## To do:
Search the data below for the word "категориям" and copy each line that holds it.

[Items from a figure collection]
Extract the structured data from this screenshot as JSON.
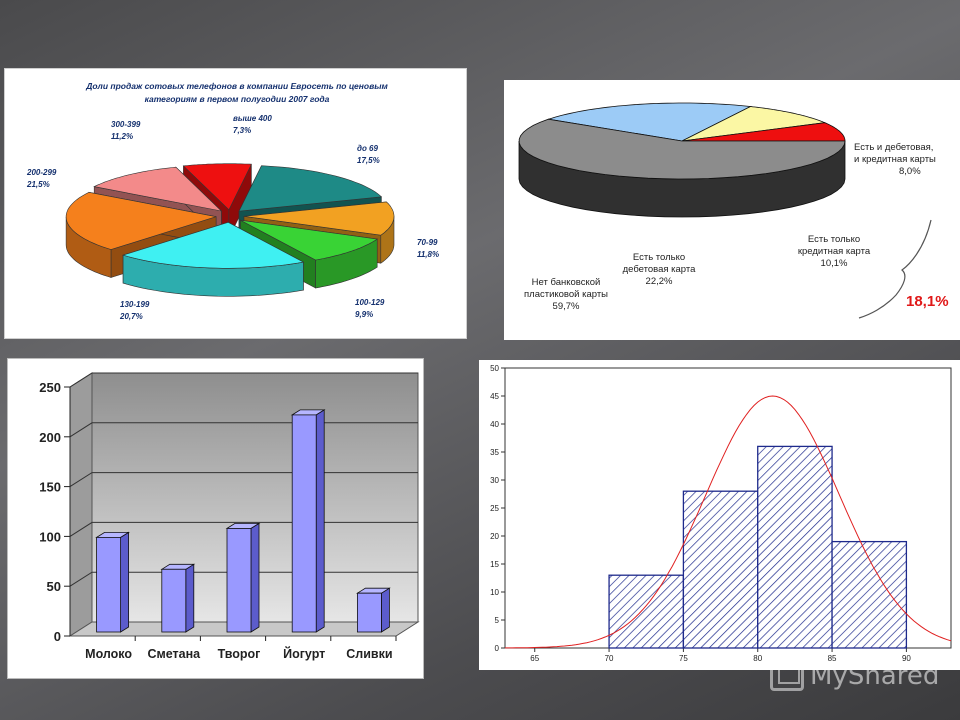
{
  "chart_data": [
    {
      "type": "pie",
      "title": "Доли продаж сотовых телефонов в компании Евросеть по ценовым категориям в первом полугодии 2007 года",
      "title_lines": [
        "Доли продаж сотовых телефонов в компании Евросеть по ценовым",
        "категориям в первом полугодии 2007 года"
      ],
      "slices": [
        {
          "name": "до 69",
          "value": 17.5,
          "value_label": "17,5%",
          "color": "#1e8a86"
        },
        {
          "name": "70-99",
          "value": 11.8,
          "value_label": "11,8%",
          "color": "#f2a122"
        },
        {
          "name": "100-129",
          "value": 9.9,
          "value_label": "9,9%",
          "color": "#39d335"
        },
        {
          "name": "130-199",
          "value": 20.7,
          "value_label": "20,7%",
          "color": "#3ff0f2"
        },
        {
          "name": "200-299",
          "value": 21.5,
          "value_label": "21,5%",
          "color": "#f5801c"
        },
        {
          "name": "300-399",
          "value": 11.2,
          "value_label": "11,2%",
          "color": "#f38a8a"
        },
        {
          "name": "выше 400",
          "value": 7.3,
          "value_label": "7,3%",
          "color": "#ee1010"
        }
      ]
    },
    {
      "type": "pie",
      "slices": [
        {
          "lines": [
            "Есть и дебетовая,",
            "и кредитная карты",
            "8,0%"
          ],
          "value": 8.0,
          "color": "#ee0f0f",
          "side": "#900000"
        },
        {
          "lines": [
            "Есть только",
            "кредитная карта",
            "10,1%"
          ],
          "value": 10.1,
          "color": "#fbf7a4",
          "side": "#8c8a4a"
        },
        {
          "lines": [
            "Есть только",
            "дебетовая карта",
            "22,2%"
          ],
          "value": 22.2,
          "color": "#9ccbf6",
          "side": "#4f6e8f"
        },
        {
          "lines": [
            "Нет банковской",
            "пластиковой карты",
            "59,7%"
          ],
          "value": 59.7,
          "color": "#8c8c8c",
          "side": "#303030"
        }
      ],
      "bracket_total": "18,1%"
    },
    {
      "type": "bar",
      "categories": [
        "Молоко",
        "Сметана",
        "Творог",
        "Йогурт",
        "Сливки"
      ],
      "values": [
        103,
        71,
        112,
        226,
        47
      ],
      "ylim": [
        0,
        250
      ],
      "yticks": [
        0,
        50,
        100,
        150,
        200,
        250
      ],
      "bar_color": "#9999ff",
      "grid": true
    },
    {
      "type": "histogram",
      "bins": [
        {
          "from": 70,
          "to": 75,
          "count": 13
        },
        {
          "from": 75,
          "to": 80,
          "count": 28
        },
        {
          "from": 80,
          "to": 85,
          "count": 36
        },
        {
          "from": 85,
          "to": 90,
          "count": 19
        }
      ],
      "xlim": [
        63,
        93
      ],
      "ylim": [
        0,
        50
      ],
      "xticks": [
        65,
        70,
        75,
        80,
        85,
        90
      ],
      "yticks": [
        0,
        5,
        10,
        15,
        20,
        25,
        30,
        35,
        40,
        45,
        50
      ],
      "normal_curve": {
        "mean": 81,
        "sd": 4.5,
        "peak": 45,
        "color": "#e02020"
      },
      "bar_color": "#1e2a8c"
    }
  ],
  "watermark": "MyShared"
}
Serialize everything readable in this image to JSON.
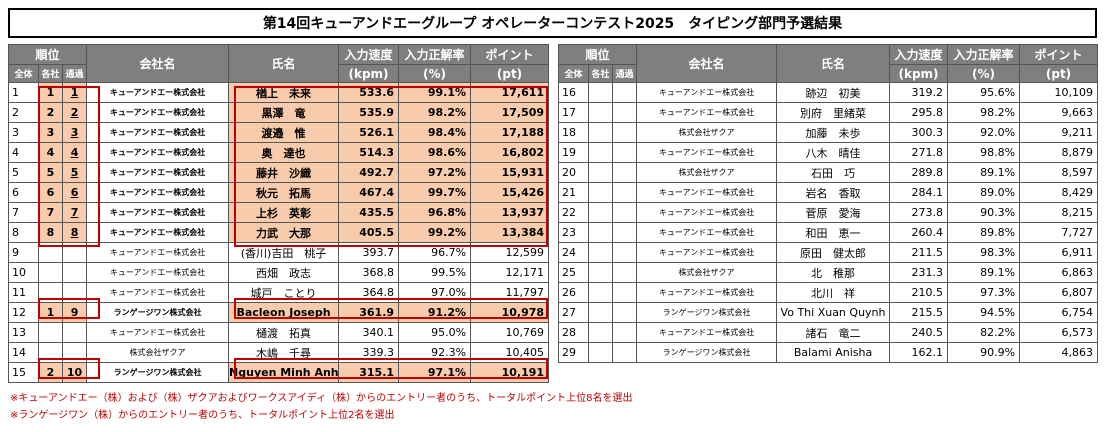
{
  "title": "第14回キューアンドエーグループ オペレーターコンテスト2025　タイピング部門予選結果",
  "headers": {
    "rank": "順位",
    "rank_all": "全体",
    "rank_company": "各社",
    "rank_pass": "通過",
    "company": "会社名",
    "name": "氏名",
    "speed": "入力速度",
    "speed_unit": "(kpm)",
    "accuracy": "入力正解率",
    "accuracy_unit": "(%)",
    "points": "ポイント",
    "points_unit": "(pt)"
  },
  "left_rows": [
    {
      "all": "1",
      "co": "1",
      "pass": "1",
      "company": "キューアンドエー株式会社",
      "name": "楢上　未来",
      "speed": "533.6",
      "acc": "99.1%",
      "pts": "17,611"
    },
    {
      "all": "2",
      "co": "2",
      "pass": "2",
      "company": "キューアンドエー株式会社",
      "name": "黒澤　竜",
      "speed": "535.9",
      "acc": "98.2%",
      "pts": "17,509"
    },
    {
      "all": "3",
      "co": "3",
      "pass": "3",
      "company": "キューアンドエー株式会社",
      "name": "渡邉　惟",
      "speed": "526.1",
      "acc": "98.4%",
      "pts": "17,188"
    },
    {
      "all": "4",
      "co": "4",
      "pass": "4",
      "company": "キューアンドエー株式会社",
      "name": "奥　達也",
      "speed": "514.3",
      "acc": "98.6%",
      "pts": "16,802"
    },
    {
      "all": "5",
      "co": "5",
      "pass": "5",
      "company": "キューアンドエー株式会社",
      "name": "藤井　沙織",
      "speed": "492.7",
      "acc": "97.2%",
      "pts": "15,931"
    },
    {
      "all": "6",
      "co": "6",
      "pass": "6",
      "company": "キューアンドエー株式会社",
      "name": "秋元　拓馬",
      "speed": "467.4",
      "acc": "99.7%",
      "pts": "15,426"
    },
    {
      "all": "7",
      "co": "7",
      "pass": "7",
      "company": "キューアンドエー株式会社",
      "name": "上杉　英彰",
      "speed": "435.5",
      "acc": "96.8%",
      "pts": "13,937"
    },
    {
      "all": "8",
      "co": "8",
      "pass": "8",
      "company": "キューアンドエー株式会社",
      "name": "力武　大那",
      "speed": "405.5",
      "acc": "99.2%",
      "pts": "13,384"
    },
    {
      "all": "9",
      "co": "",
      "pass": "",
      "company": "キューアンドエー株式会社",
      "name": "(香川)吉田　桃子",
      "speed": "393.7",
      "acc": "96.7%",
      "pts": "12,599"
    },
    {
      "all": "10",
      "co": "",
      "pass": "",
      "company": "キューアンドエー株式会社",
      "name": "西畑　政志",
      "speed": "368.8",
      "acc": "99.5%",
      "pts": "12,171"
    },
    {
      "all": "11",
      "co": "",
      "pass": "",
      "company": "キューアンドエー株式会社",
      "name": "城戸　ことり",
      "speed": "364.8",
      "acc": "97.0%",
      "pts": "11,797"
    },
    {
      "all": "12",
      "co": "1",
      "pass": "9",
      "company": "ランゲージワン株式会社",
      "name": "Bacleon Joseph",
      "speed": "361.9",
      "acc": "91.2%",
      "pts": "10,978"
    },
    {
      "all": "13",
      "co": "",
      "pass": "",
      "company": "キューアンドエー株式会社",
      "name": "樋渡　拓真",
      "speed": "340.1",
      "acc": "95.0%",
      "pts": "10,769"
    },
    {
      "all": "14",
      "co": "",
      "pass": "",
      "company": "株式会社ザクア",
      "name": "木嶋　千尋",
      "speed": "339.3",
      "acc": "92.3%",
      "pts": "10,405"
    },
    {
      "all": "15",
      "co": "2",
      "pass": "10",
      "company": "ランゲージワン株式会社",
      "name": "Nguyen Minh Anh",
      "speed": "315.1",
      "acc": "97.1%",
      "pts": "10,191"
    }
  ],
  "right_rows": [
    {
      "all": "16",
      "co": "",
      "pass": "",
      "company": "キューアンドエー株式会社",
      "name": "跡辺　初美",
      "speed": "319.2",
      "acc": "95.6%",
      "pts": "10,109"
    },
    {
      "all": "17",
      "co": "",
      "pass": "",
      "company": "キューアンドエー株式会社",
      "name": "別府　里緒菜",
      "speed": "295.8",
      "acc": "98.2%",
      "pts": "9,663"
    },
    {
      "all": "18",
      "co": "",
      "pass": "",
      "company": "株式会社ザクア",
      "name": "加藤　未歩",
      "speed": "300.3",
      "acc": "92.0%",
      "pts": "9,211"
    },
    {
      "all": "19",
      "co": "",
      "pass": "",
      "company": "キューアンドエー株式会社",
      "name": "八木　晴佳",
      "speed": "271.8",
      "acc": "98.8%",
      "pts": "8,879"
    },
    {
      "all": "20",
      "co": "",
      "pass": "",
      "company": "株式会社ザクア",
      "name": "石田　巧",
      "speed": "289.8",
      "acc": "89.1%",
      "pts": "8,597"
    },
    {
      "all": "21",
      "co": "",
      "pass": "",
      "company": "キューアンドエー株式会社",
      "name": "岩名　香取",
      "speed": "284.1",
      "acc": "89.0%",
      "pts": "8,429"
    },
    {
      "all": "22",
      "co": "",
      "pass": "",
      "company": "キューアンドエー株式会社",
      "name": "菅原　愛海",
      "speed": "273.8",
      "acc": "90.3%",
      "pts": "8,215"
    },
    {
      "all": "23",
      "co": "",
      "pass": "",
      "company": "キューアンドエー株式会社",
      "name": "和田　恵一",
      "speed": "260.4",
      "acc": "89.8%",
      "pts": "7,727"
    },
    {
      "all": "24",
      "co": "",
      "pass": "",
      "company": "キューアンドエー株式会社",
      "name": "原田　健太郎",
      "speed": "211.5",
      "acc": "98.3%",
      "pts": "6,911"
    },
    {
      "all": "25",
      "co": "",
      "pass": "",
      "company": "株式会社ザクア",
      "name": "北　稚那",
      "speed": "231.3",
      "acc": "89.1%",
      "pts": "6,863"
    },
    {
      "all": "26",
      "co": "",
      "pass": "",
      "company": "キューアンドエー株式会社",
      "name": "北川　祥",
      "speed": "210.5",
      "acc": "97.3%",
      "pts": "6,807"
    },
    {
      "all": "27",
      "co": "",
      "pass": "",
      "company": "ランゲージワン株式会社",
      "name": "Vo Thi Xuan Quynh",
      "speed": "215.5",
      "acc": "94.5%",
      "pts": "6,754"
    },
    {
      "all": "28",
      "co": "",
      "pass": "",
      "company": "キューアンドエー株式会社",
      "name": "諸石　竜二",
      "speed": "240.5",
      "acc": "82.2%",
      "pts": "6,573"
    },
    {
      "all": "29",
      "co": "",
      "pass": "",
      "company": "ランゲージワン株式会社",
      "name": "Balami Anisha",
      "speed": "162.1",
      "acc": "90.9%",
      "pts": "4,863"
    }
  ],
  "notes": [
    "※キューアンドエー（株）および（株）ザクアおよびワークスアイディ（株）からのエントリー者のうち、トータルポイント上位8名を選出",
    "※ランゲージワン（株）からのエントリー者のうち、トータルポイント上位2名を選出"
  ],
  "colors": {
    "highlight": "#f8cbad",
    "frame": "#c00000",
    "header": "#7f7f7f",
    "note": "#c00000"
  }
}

## Task answer:
      "title": "Доли продаж сотовых телефонов в компании Евросеть по ценовым категориям в первом полугодии 2007 года",
        "категориям в первом полугодии 2007 года"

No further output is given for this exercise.